■ **WORK TO DO**:
Present the data from its first line through the line containing "legend-swatch xyxy=(428,82,441,95)" as a Markdown table with the columns Row and Line, numbering each row and omitting blank lines.

::: EXTRACTED INFORMATION

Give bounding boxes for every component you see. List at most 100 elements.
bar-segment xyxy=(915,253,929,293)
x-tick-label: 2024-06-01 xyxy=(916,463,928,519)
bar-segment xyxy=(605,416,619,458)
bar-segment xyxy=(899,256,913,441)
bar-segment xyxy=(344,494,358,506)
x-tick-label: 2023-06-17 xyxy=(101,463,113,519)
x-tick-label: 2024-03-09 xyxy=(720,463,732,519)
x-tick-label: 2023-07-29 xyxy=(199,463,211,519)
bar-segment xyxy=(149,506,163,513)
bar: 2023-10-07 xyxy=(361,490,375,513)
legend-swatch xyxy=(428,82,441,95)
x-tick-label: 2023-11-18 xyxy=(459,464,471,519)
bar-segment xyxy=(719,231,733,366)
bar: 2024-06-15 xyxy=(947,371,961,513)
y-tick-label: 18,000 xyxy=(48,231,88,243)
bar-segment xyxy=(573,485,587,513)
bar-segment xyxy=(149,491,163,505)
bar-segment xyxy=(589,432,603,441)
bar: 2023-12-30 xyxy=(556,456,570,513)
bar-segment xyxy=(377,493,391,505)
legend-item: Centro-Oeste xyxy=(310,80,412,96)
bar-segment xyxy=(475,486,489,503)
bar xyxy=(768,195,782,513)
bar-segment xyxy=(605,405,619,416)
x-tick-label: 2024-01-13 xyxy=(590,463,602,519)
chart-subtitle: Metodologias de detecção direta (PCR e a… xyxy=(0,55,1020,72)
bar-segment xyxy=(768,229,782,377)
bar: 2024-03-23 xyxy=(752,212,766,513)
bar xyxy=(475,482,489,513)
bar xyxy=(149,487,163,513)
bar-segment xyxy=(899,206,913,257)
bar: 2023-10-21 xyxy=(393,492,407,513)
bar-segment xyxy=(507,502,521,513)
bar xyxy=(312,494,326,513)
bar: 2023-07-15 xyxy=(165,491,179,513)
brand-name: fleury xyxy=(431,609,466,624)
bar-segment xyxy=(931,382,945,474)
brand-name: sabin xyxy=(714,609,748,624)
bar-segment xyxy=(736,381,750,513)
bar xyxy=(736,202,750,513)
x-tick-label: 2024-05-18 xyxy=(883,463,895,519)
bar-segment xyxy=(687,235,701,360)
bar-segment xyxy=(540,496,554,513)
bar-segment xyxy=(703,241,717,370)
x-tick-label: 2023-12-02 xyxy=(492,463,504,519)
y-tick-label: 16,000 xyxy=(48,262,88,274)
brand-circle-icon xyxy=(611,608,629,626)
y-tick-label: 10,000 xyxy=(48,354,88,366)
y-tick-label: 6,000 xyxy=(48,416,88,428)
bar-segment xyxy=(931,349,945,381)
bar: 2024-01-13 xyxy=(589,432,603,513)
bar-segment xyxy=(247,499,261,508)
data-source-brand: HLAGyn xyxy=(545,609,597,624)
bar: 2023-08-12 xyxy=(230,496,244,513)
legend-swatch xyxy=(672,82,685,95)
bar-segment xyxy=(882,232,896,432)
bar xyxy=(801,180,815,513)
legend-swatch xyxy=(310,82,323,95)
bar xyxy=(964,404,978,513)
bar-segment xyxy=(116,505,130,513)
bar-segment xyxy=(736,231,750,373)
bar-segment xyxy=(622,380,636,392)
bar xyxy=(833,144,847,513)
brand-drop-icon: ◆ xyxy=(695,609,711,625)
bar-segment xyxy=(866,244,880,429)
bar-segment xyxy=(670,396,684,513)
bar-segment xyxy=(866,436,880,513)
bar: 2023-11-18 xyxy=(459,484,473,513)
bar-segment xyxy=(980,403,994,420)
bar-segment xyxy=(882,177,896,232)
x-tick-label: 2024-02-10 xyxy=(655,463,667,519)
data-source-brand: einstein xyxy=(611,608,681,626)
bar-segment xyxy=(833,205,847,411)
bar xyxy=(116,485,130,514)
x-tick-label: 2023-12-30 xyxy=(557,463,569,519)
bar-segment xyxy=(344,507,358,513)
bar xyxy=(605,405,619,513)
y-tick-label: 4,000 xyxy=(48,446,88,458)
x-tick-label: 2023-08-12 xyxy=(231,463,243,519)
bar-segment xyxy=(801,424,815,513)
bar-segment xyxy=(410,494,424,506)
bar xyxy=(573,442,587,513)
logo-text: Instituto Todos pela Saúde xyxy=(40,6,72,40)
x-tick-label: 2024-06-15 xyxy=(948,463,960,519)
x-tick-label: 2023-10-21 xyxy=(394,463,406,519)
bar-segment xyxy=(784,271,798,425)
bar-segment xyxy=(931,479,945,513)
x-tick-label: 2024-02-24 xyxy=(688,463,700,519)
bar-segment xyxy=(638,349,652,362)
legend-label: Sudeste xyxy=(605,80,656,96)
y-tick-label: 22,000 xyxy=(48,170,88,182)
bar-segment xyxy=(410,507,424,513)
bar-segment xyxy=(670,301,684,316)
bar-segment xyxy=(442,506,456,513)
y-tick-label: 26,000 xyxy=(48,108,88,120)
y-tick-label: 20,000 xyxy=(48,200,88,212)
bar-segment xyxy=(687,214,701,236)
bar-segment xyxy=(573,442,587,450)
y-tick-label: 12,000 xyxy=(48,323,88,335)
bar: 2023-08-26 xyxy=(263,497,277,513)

::::::

■ **ANSWER BELOW**:
| Row | Line |
|---|---|
| 1 | Give bounding boxes for every component you see. List at most 100 elements. |
| 2 | bar-segment xyxy=(915,253,929,293) |
| 3 | x-tick-label: 2024-06-01 xyxy=(916,463,928,519) |
| 4 | bar-segment xyxy=(605,416,619,458) |
| 5 | bar-segment xyxy=(899,256,913,441) |
| 6 | bar-segment xyxy=(344,494,358,506) |
| 7 | x-tick-label: 2023-06-17 xyxy=(101,463,113,519) |
| 8 | x-tick-label: 2024-03-09 xyxy=(720,463,732,519) |
| 9 | x-tick-label: 2023-07-29 xyxy=(199,463,211,519) |
| 10 | bar-segment xyxy=(149,506,163,513) |
| 11 | bar: 2023-10-07 xyxy=(361,490,375,513) |
| 12 | legend-swatch xyxy=(428,82,441,95) |